- Directive
Could you copy every line from the material below in which "Milliarden" appears?
____ Extracted entries
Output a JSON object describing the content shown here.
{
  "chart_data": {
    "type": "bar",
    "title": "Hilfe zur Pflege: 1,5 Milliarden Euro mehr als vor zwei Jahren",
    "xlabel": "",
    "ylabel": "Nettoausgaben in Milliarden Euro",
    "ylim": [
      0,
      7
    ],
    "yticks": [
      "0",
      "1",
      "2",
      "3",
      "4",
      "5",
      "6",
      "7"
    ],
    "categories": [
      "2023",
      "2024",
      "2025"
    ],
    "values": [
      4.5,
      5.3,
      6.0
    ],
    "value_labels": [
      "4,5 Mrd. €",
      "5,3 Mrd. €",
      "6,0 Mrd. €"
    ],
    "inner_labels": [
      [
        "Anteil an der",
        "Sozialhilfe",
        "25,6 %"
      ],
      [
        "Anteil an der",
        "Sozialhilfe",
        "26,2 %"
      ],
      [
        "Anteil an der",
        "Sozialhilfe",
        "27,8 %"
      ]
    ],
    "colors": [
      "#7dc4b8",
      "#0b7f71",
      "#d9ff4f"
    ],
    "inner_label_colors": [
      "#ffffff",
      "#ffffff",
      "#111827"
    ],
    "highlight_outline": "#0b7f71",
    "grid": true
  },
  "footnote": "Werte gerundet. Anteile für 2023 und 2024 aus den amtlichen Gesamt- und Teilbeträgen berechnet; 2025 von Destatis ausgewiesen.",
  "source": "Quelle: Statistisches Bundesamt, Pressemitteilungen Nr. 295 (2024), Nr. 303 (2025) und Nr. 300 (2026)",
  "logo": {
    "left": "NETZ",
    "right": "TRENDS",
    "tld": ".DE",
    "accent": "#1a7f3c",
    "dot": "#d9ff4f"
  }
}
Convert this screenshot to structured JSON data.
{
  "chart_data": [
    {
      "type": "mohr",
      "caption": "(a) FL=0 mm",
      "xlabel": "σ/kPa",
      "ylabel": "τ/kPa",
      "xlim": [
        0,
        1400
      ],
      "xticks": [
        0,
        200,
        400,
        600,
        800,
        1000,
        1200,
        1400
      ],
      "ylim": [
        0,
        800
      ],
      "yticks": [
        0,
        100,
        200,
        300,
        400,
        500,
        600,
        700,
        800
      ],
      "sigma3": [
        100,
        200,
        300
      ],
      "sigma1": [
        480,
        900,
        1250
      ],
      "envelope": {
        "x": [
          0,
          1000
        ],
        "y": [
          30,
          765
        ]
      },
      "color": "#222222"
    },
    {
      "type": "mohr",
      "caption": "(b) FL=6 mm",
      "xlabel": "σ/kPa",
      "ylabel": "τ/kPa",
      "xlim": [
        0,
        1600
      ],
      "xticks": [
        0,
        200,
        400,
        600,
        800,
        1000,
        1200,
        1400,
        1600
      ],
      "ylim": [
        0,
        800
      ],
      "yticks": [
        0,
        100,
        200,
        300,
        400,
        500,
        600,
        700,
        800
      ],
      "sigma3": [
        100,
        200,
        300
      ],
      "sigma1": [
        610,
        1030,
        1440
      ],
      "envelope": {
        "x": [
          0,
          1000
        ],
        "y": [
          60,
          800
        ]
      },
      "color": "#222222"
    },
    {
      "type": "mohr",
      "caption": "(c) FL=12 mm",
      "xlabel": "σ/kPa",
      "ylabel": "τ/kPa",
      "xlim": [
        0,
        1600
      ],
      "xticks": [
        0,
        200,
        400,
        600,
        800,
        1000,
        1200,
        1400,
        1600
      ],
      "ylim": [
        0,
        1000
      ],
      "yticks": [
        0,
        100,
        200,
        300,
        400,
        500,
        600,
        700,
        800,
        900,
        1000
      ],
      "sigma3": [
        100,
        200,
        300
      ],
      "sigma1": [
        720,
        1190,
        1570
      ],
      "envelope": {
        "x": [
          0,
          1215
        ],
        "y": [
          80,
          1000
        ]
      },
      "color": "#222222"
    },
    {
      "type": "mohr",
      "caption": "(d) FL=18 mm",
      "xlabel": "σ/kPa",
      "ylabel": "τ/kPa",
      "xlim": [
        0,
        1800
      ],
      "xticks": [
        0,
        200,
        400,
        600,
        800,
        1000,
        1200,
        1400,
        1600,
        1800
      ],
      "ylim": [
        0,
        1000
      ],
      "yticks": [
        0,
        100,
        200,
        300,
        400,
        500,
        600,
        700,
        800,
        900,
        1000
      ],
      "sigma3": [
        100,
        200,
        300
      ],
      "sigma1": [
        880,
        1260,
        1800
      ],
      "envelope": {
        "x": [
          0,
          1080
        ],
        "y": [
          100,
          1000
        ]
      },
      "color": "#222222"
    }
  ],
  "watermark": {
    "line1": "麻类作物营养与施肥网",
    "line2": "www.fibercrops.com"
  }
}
________
- Solution for this problem
    "title": "Hilfe zur Pflege: 1,5 Milliarden Euro mehr als vor zwei Jahren",
    "ylabel": "Nettoausgaben in Milliarden Euro",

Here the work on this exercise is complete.